--- Start Excerpted records ---
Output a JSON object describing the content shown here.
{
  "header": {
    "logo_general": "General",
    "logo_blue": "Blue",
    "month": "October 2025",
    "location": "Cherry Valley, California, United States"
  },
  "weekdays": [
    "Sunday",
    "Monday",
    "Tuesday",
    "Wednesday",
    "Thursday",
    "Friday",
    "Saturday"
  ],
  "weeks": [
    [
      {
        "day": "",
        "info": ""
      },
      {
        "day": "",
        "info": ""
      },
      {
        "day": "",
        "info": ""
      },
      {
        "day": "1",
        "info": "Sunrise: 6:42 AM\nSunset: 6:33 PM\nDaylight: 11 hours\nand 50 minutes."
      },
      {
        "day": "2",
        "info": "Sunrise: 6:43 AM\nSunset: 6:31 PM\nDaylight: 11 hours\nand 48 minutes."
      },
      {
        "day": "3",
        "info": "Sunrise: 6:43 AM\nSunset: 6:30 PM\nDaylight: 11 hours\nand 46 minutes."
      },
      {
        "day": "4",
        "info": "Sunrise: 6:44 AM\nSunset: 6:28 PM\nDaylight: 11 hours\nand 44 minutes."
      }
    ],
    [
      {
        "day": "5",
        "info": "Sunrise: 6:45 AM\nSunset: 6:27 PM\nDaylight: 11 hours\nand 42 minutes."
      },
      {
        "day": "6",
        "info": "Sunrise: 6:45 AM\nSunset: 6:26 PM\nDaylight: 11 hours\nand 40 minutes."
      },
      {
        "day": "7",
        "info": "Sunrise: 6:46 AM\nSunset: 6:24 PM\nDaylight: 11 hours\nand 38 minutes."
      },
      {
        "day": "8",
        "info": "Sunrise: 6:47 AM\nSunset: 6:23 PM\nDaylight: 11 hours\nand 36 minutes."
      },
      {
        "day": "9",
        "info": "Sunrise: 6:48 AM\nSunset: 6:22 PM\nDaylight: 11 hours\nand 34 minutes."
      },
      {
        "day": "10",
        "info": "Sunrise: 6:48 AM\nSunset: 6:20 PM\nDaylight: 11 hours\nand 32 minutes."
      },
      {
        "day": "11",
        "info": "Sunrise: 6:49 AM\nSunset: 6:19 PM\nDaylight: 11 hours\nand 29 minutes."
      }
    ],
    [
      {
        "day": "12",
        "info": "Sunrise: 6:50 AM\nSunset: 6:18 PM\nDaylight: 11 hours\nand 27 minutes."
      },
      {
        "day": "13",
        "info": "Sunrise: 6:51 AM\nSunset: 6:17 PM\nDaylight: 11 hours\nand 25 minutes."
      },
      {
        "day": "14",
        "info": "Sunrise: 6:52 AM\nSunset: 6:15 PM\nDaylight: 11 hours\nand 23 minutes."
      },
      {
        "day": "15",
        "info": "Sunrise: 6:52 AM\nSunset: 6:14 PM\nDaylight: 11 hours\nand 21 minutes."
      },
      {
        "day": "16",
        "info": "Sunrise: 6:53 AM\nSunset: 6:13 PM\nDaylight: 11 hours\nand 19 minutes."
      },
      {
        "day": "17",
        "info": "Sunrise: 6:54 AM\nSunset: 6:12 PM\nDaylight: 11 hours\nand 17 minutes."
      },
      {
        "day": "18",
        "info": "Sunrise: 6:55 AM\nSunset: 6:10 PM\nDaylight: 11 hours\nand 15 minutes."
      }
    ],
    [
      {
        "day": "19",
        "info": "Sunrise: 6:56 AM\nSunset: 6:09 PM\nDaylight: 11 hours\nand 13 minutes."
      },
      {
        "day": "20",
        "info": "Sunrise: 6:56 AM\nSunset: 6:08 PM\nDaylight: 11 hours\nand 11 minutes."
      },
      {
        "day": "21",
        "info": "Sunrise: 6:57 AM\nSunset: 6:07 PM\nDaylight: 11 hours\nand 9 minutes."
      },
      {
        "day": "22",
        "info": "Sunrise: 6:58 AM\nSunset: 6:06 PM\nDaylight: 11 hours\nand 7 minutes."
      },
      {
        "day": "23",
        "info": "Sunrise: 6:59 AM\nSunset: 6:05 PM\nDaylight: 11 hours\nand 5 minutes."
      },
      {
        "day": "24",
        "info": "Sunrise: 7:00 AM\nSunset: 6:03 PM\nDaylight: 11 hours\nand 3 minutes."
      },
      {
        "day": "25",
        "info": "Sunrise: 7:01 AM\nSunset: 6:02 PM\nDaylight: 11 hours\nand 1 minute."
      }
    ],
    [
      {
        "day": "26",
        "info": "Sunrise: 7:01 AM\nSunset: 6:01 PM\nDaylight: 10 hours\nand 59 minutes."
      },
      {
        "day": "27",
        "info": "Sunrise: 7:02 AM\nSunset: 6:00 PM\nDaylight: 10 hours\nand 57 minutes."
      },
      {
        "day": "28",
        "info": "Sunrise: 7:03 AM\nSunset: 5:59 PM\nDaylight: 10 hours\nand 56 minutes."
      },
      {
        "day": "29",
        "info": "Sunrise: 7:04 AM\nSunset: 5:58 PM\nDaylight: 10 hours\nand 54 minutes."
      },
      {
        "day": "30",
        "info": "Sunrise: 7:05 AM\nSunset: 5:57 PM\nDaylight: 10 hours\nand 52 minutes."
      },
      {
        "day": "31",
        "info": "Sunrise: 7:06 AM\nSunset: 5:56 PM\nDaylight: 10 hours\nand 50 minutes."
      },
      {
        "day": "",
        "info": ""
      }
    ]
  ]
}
--- End Excerpted records ---
- Exercise instructions
Write the entire listing out again, word for word.

- Reply
Output a JSON object describing the content shown here.
{
  "header": {
    "logo_general": "General",
    "logo_blue": "Blue",
    "month": "October 2025",
    "location": "Cherry Valley, California, United States"
  },
  "weekdays": [
    "Sunday",
    "Monday",
    "Tuesday",
    "Wednesday",
    "Thursday",
    "Friday",
    "Saturday"
  ],
  "weeks": [
    [
      {
        "day": "",
        "info": ""
      },
      {
        "day": "",
        "info": ""
      },
      {
        "day": "",
        "info": ""
      },
      {
        "day": "1",
        "info": "Sunrise: 6:42 AM\nSunset: 6:33 PM\nDaylight: 11 hours\nand 50 minutes."
      },
      {
        "day": "2",
        "info": "Sunrise: 6:43 AM\nSunset: 6:31 PM\nDaylight: 11 hours\nand 48 minutes."
      },
      {
        "day": "3",
        "info": "Sunrise: 6:43 AM\nSunset: 6:30 PM\nDaylight: 11 hours\nand 46 minutes."
      },
      {
        "day": "4",
        "info": "Sunrise: 6:44 AM\nSunset: 6:28 PM\nDaylight: 11 hours\nand 44 minutes."
      }
    ],
    [
      {
        "day": "5",
        "info": "Sunrise: 6:45 AM\nSunset: 6:27 PM\nDaylight: 11 hours\nand 42 minutes."
      },
      {
        "day": "6",
        "info": "Sunrise: 6:45 AM\nSunset: 6:26 PM\nDaylight: 11 hours\nand 40 minutes."
      },
      {
        "day": "7",
        "info": "Sunrise: 6:46 AM\nSunset: 6:24 PM\nDaylight: 11 hours\nand 38 minutes."
      },
      {
        "day": "8",
        "info": "Sunrise: 6:47 AM\nSunset: 6:23 PM\nDaylight: 11 hours\nand 36 minutes."
      },
      {
        "day": "9",
        "info": "Sunrise: 6:48 AM\nSunset: 6:22 PM\nDaylight: 11 hours\nand 34 minutes."
      },
      {
        "day": "10",
        "info": "Sunrise: 6:48 AM\nSunset: 6:20 PM\nDaylight: 11 hours\nand 32 minutes."
      },
      {
        "day": "11",
        "info": "Sunrise: 6:49 AM\nSunset: 6:19 PM\nDaylight: 11 hours\nand 29 minutes."
      }
    ],
    [
      {
        "day": "12",
        "info": "Sunrise: 6:50 AM\nSunset: 6:18 PM\nDaylight: 11 hours\nand 27 minutes."
      },
      {
        "day": "13",
        "info": "Sunrise: 6:51 AM\nSunset: 6:17 PM\nDaylight: 11 hours\nand 25 minutes."
      },
      {
        "day": "14",
        "info": "Sunrise: 6:52 AM\nSunset: 6:15 PM\nDaylight: 11 hours\nand 23 minutes."
      },
      {
        "day": "15",
        "info": "Sunrise: 6:52 AM\nSunset: 6:14 PM\nDaylight: 11 hours\nand 21 minutes."
      },
      {
        "day": "16",
        "info": "Sunrise: 6:53 AM\nSunset: 6:13 PM\nDaylight: 11 hours\nand 19 minutes."
      },
      {
        "day": "17",
        "info": "Sunrise: 6:54 AM\nSunset: 6:12 PM\nDaylight: 11 hours\nand 17 minutes."
      },
      {
        "day": "18",
        "info": "Sunrise: 6:55 AM\nSunset: 6:10 PM\nDaylight: 11 hours\nand 15 minutes."
      }
    ],
    [
      {
        "day": "19",
        "info": "Sunrise: 6:56 AM\nSunset: 6:09 PM\nDaylight: 11 hours\nand 13 minutes."
      },
      {
        "day": "20",
        "info": "Sunrise: 6:56 AM\nSunset: 6:08 PM\nDaylight: 11 hours\nand 11 minutes."
      },
      {
        "day": "21",
        "info": "Sunrise: 6:57 AM\nSunset: 6:07 PM\nDaylight: 11 hours\nand 9 minutes."
      },
      {
        "day": "22",
        "info": "Sunrise: 6:58 AM\nSunset: 6:06 PM\nDaylight: 11 hours\nand 7 minutes."
      },
      {
        "day": "23",
        "info": "Sunrise: 6:59 AM\nSunset: 6:05 PM\nDaylight: 11 hours\nand 5 minutes."
      },
      {
        "day": "24",
        "info": "Sunrise: 7:00 AM\nSunset: 6:03 PM\nDaylight: 11 hours\nand 3 minutes."
      },
      {
        "day": "25",
        "info": "Sunrise: 7:01 AM\nSunset: 6:02 PM\nDaylight: 11 hours\nand 1 minute."
      }
    ],
    [
      {
        "day": "26",
        "info": "Sunrise: 7:01 AM\nSunset: 6:01 PM\nDaylight: 10 hours\nand 59 minutes."
      },
      {
        "day": "27",
        "info": "Sunrise: 7:02 AM\nSunset: 6:00 PM\nDaylight: 10 hours\nand 57 minutes."
      },
      {
        "day": "28",
        "info": "Sunrise: 7:03 AM\nSunset: 5:59 PM\nDaylight: 10 hours\nand 56 minutes."
      },
      {
        "day": "29",
        "info": "Sunrise: 7:04 AM\nSunset: 5:58 PM\nDaylight: 10 hours\nand 54 minutes."
      },
      {
        "day": "30",
        "info": "Sunrise: 7:05 AM\nSunset: 5:57 PM\nDaylight: 10 hours\nand 52 minutes."
      },
      {
        "day": "31",
        "info": "Sunrise: 7:06 AM\nSunset: 5:56 PM\nDaylight: 10 hours\nand 50 minutes."
      },
      {
        "day": "",
        "info": ""
      }
    ]
  ]
}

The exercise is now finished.